- _What you are asked to do_
Quote all of the entries word for word.
## BEGIN Rows
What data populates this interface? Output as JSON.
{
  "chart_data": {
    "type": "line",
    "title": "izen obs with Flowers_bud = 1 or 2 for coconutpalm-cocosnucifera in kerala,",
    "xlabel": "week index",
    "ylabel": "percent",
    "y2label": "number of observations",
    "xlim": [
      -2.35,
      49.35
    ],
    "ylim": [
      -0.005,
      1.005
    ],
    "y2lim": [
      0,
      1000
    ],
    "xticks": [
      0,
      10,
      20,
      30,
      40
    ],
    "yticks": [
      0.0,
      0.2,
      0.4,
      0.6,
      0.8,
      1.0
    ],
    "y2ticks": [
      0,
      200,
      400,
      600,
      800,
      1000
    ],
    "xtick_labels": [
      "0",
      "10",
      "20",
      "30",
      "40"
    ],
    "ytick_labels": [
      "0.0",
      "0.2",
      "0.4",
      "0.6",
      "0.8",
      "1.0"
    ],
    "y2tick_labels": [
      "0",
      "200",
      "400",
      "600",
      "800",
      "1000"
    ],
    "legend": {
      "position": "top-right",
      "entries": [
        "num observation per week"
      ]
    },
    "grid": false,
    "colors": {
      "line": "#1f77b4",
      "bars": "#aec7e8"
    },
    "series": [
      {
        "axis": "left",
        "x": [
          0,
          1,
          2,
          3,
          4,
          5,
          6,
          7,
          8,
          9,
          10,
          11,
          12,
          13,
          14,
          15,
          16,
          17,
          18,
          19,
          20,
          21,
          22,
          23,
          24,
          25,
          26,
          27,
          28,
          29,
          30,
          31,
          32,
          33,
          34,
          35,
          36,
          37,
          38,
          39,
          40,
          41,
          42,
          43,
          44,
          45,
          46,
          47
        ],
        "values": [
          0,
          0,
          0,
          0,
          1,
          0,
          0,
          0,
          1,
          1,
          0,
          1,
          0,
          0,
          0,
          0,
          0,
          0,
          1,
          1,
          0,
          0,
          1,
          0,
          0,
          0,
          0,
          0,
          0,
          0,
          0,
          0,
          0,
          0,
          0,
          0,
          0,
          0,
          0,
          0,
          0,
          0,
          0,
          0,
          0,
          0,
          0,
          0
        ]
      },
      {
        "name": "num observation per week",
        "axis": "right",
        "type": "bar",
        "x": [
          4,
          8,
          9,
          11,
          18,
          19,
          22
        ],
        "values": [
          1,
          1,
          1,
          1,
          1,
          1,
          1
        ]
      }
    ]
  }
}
## END Rows
- _Result of this task_
What data populates this interface? Output as JSON.
{
  "chart_data": {
    "type": "line",
    "title": "izen obs with Flowers_bud = 1 or 2 for coconutpalm-cocosnucifera in kerala,",
    "xlabel": "week index",
    "ylabel": "percent",
    "y2label": "number of observations",
    "xlim": [
      -2.35,
      49.35
    ],
    "ylim": [
      -0.005,
      1.005
    ],
    "y2lim": [
      0,
      1000
    ],
    "xticks": [
      0,
      10,
      20,
      30,
      40
    ],
    "yticks": [
      0.0,
      0.2,
      0.4,
      0.6,
      0.8,
      1.0
    ],
    "y2ticks": [
      0,
      200,
      400,
      600,
      800,
      1000
    ],
    "xtick_labels": [
      "0",
      "10",
      "20",
      "30",
      "40"
    ],
    "ytick_labels": [
      "0.0",
      "0.2",
      "0.4",
      "0.6",
      "0.8",
      "1.0"
    ],
    "y2tick_labels": [
      "0",
      "200",
      "400",
      "600",
      "800",
      "1000"
    ],
    "legend": {
      "position": "top-right",
      "entries": [
        "num observation per week"
      ]
    },
    "grid": false,
    "colors": {
      "line": "#1f77b4",
      "bars": "#aec7e8"
    },
    "series": [
      {
        "axis": "left",
        "x": [
          0,
          1,
          2,
          3,
          4,
          5,
          6,
          7,
          8,
          9,
          10,
          11,
          12,
          13,
          14,
          15,
          16,
          17,
          18,
          19,
          20,
          21,
          22,
          23,
          24,
          25,
          26,
          27,
          28,
          29,
          30,
          31,
          32,
          33,
          34,
          35,
          36,
          37,
          38,
          39,
          40,
          41,
          42,
          43,
          44,
          45,
          46,
          47
        ],
        "values": [
          0,
          0,
          0,
          0,
          1,
          0,
          0,
          0,
          1,
          1,
          0,
          1,
          0,
          0,
          0,
          0,
          0,
          0,
          1,
          1,
          0,
          0,
          1,
          0,
          0,
          0,
          0,
          0,
          0,
          0,
          0,
          0,
          0,
          0,
          0,
          0,
          0,
          0,
          0,
          0,
          0,
          0,
          0,
          0,
          0,
          0,
          0,
          0
        ]
      },
      {
        "name": "num observation per week",
        "axis": "right",
        "type": "bar",
        "x": [
          4,
          8,
          9,
          11,
          18,
          19,
          22
        ],
        "values": [
          1,
          1,
          1,
          1,
          1,
          1,
          1
        ]
      }
    ]
  }
}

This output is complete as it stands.